• Exercise aim
Retype the data below without altering anything.

++++

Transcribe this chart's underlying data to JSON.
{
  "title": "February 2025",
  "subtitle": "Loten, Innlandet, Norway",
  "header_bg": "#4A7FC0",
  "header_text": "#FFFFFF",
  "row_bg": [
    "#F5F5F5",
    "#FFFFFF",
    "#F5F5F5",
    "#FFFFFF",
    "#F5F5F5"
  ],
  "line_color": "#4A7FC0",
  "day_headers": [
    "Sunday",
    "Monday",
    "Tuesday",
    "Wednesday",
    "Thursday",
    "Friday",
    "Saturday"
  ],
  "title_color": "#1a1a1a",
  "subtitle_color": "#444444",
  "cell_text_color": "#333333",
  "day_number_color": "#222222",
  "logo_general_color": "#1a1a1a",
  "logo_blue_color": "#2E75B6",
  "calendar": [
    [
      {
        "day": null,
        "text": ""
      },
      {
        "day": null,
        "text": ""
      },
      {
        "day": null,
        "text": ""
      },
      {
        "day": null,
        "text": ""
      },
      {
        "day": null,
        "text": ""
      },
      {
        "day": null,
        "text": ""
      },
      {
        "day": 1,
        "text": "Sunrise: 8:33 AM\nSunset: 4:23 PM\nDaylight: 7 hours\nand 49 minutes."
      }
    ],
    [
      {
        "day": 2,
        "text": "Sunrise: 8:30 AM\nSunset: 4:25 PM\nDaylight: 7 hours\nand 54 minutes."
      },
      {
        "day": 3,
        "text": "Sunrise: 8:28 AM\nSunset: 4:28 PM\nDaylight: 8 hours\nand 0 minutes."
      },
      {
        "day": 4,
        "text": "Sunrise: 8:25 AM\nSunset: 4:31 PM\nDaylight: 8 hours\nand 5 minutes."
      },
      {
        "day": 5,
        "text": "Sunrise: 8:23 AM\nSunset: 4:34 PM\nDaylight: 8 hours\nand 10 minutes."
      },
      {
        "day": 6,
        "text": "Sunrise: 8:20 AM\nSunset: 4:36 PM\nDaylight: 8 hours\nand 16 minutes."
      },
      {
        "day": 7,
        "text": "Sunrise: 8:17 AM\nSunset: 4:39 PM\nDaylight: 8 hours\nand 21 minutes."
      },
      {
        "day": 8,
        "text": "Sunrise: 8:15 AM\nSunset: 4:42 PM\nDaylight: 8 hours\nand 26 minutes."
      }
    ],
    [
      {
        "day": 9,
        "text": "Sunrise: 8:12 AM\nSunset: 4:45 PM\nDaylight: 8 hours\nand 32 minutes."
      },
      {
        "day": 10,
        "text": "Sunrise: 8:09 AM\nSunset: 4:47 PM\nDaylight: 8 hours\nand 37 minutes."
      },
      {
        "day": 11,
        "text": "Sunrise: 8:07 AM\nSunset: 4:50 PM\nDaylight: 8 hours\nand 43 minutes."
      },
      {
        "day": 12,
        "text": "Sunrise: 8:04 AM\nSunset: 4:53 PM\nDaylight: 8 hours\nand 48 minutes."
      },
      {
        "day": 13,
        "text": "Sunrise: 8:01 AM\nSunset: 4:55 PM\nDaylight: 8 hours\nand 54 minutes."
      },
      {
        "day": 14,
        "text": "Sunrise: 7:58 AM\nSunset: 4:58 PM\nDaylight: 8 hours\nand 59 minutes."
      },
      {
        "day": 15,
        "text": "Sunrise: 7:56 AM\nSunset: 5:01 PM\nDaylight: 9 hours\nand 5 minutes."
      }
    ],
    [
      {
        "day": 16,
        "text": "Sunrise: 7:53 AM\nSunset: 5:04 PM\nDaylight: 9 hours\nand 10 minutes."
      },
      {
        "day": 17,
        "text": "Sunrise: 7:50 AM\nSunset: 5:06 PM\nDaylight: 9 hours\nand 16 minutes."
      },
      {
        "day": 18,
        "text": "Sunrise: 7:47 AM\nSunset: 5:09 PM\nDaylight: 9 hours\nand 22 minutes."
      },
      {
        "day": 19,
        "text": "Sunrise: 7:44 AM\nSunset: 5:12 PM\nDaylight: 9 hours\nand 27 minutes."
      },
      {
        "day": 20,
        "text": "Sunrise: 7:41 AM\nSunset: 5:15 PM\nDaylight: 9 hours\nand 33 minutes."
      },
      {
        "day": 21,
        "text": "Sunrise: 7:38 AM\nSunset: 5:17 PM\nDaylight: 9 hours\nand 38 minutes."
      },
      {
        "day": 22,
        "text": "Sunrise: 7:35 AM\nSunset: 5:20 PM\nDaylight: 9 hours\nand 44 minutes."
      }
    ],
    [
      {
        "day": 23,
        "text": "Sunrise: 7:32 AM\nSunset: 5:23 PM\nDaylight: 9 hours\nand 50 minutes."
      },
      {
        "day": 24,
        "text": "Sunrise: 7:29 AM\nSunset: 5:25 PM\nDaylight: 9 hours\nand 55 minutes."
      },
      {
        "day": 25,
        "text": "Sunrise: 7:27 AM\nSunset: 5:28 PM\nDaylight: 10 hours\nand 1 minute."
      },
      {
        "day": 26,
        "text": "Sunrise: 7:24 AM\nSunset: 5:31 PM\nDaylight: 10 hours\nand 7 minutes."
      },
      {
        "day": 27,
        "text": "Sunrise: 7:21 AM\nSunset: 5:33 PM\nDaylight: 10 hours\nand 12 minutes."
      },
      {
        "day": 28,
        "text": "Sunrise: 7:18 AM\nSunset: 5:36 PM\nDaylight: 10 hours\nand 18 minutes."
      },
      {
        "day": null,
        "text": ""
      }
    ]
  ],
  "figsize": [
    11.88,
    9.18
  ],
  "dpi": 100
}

++++

• Written answer
Transcribe this chart's underlying data to JSON.
{
  "title": "February 2025",
  "subtitle": "Loten, Innlandet, Norway",
  "header_bg": "#4A7FC0",
  "header_text": "#FFFFFF",
  "row_bg": [
    "#F5F5F5",
    "#FFFFFF",
    "#F5F5F5",
    "#FFFFFF",
    "#F5F5F5"
  ],
  "line_color": "#4A7FC0",
  "day_headers": [
    "Sunday",
    "Monday",
    "Tuesday",
    "Wednesday",
    "Thursday",
    "Friday",
    "Saturday"
  ],
  "title_color": "#1a1a1a",
  "subtitle_color": "#444444",
  "cell_text_color": "#333333",
  "day_number_color": "#222222",
  "logo_general_color": "#1a1a1a",
  "logo_blue_color": "#2E75B6",
  "calendar": [
    [
      {
        "day": null,
        "text": ""
      },
      {
        "day": null,
        "text": ""
      },
      {
        "day": null,
        "text": ""
      },
      {
        "day": null,
        "text": ""
      },
      {
        "day": null,
        "text": ""
      },
      {
        "day": null,
        "text": ""
      },
      {
        "day": 1,
        "text": "Sunrise: 8:33 AM\nSunset: 4:23 PM\nDaylight: 7 hours\nand 49 minutes."
      }
    ],
    [
      {
        "day": 2,
        "text": "Sunrise: 8:30 AM\nSunset: 4:25 PM\nDaylight: 7 hours\nand 54 minutes."
      },
      {
        "day": 3,
        "text": "Sunrise: 8:28 AM\nSunset: 4:28 PM\nDaylight: 8 hours\nand 0 minutes."
      },
      {
        "day": 4,
        "text": "Sunrise: 8:25 AM\nSunset: 4:31 PM\nDaylight: 8 hours\nand 5 minutes."
      },
      {
        "day": 5,
        "text": "Sunrise: 8:23 AM\nSunset: 4:34 PM\nDaylight: 8 hours\nand 10 minutes."
      },
      {
        "day": 6,
        "text": "Sunrise: 8:20 AM\nSunset: 4:36 PM\nDaylight: 8 hours\nand 16 minutes."
      },
      {
        "day": 7,
        "text": "Sunrise: 8:17 AM\nSunset: 4:39 PM\nDaylight: 8 hours\nand 21 minutes."
      },
      {
        "day": 8,
        "text": "Sunrise: 8:15 AM\nSunset: 4:42 PM\nDaylight: 8 hours\nand 26 minutes."
      }
    ],
    [
      {
        "day": 9,
        "text": "Sunrise: 8:12 AM\nSunset: 4:45 PM\nDaylight: 8 hours\nand 32 minutes."
      },
      {
        "day": 10,
        "text": "Sunrise: 8:09 AM\nSunset: 4:47 PM\nDaylight: 8 hours\nand 37 minutes."
      },
      {
        "day": 11,
        "text": "Sunrise: 8:07 AM\nSunset: 4:50 PM\nDaylight: 8 hours\nand 43 minutes."
      },
      {
        "day": 12,
        "text": "Sunrise: 8:04 AM\nSunset: 4:53 PM\nDaylight: 8 hours\nand 48 minutes."
      },
      {
        "day": 13,
        "text": "Sunrise: 8:01 AM\nSunset: 4:55 PM\nDaylight: 8 hours\nand 54 minutes."
      },
      {
        "day": 14,
        "text": "Sunrise: 7:58 AM\nSunset: 4:58 PM\nDaylight: 8 hours\nand 59 minutes."
      },
      {
        "day": 15,
        "text": "Sunrise: 7:56 AM\nSunset: 5:01 PM\nDaylight: 9 hours\nand 5 minutes."
      }
    ],
    [
      {
        "day": 16,
        "text": "Sunrise: 7:53 AM\nSunset: 5:04 PM\nDaylight: 9 hours\nand 10 minutes."
      },
      {
        "day": 17,
        "text": "Sunrise: 7:50 AM\nSunset: 5:06 PM\nDaylight: 9 hours\nand 16 minutes."
      },
      {
        "day": 18,
        "text": "Sunrise: 7:47 AM\nSunset: 5:09 PM\nDaylight: 9 hours\nand 22 minutes."
      },
      {
        "day": 19,
        "text": "Sunrise: 7:44 AM\nSunset: 5:12 PM\nDaylight: 9 hours\nand 27 minutes."
      },
      {
        "day": 20,
        "text": "Sunrise: 7:41 AM\nSunset: 5:15 PM\nDaylight: 9 hours\nand 33 minutes."
      },
      {
        "day": 21,
        "text": "Sunrise: 7:38 AM\nSunset: 5:17 PM\nDaylight: 9 hours\nand 38 minutes."
      },
      {
        "day": 22,
        "text": "Sunrise: 7:35 AM\nSunset: 5:20 PM\nDaylight: 9 hours\nand 44 minutes."
      }
    ],
    [
      {
        "day": 23,
        "text": "Sunrise: 7:32 AM\nSunset: 5:23 PM\nDaylight: 9 hours\nand 50 minutes."
      },
      {
        "day": 24,
        "text": "Sunrise: 7:29 AM\nSunset: 5:25 PM\nDaylight: 9 hours\nand 55 minutes."
      },
      {
        "day": 25,
        "text": "Sunrise: 7:27 AM\nSunset: 5:28 PM\nDaylight: 10 hours\nand 1 minute."
      },
      {
        "day": 26,
        "text": "Sunrise: 7:24 AM\nSunset: 5:31 PM\nDaylight: 10 hours\nand 7 minutes."
      },
      {
        "day": 27,
        "text": "Sunrise: 7:21 AM\nSunset: 5:33 PM\nDaylight: 10 hours\nand 12 minutes."
      },
      {
        "day": 28,
        "text": "Sunrise: 7:18 AM\nSunset: 5:36 PM\nDaylight: 10 hours\nand 18 minutes."
      },
      {
        "day": null,
        "text": ""
      }
    ]
  ],
  "figsize": [
    11.88,
    9.18
  ],
  "dpi": 100
}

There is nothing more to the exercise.